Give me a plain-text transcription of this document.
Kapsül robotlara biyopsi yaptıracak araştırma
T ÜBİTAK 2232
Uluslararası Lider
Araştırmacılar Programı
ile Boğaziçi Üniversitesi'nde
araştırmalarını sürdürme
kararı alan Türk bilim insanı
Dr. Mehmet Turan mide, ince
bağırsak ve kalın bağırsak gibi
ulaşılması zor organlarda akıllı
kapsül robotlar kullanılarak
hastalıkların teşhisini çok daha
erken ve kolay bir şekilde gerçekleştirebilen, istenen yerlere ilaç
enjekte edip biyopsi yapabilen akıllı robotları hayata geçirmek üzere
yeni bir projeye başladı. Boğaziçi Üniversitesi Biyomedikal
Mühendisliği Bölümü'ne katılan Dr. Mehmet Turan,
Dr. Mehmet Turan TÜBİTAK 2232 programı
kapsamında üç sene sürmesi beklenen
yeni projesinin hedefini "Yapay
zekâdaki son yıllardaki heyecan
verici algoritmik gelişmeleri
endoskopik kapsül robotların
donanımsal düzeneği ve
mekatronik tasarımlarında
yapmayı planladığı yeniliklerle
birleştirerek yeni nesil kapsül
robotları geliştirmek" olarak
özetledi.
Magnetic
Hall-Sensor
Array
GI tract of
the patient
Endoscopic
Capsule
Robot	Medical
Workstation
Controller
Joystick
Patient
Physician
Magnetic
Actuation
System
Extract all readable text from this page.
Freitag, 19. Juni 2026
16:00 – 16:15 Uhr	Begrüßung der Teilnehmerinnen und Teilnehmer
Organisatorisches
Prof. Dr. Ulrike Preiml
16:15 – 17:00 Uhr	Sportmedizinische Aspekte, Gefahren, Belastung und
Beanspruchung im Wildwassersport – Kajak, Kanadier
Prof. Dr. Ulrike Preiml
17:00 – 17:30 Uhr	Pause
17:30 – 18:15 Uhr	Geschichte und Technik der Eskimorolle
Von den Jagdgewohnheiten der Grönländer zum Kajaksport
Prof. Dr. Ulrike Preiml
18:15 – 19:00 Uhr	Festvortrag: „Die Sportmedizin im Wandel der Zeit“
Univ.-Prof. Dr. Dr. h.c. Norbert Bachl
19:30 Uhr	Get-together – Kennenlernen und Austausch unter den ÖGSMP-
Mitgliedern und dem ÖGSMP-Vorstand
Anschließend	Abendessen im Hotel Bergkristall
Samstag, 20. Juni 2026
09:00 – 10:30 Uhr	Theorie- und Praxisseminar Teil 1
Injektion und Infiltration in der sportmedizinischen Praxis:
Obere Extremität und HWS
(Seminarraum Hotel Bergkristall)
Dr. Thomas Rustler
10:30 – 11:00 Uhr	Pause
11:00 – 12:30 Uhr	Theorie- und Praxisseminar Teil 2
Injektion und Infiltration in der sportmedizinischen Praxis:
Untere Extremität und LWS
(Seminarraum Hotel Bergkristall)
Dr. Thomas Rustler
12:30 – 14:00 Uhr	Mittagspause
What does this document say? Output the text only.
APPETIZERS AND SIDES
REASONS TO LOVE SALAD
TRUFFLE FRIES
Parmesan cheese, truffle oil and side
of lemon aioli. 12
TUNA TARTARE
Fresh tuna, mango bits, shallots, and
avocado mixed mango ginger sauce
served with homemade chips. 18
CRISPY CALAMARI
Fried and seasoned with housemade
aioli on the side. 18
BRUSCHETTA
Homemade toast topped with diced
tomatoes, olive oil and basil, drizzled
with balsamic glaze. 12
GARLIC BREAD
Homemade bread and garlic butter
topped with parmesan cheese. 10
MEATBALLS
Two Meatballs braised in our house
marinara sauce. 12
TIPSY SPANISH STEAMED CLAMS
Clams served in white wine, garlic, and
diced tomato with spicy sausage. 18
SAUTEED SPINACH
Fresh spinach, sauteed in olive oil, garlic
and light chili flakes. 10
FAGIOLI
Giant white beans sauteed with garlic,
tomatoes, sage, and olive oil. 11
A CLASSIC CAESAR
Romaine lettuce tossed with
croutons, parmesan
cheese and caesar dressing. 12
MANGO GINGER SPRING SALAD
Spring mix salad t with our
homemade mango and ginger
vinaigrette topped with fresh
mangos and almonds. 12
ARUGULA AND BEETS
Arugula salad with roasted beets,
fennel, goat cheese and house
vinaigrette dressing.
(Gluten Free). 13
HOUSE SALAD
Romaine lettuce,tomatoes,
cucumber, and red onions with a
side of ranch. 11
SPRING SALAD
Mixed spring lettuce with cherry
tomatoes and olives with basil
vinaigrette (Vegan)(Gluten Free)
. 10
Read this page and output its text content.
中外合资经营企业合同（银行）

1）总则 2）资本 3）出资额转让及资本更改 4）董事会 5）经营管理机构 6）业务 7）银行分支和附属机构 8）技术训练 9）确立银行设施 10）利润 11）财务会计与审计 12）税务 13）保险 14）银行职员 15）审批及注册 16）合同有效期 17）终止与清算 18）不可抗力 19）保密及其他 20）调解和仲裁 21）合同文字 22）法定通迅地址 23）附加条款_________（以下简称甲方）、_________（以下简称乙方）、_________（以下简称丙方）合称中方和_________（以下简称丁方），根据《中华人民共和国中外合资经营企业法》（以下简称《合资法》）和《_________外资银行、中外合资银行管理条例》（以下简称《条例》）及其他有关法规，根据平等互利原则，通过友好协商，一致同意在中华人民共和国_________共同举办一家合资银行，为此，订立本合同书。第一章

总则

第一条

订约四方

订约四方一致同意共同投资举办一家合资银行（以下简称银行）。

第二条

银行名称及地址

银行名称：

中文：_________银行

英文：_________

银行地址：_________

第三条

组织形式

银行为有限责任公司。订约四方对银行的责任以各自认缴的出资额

━━━━━━

**EXERCISE DIRECTIONS:** Determine how many lines of the records above contain the word "Romaine", and report only that number.

**SOLVED EXERCISE:** 2